Dataset records:
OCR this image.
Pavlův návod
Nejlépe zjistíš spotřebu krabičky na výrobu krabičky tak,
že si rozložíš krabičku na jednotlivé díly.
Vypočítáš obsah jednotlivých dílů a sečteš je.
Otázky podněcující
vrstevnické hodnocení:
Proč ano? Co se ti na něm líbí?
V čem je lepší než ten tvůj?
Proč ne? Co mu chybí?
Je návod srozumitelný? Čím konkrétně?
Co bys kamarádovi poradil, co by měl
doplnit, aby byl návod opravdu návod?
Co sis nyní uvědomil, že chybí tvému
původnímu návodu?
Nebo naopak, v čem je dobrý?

• [Written instruction] Extract all of the data exactly as written.

• [Expected output]
OCR this image.
Pavlův návod
Nejlépe zjistíš spotřebu krabičky na výrobu krabičky tak,
že si rozložíš krabičku na jednotlivé díly.
Vypočítáš obsah jednotlivých dílů a sečteš je.
Otázky podněcující
vrstevnické hodnocení:
Proč ano? Co se ti na něm líbí?
V čem je lepší než ten tvůj?
Proč ne? Co mu chybí?
Je návod srozumitelný? Čím konkrétně?
Co bys kamarádovi poradil, co by měl
doplnit, aby byl návod opravdu návod?
Co sis nyní uvědomil, že chybí tvému
původnímu návodu?
Nebo naopak, v čem je dobrý?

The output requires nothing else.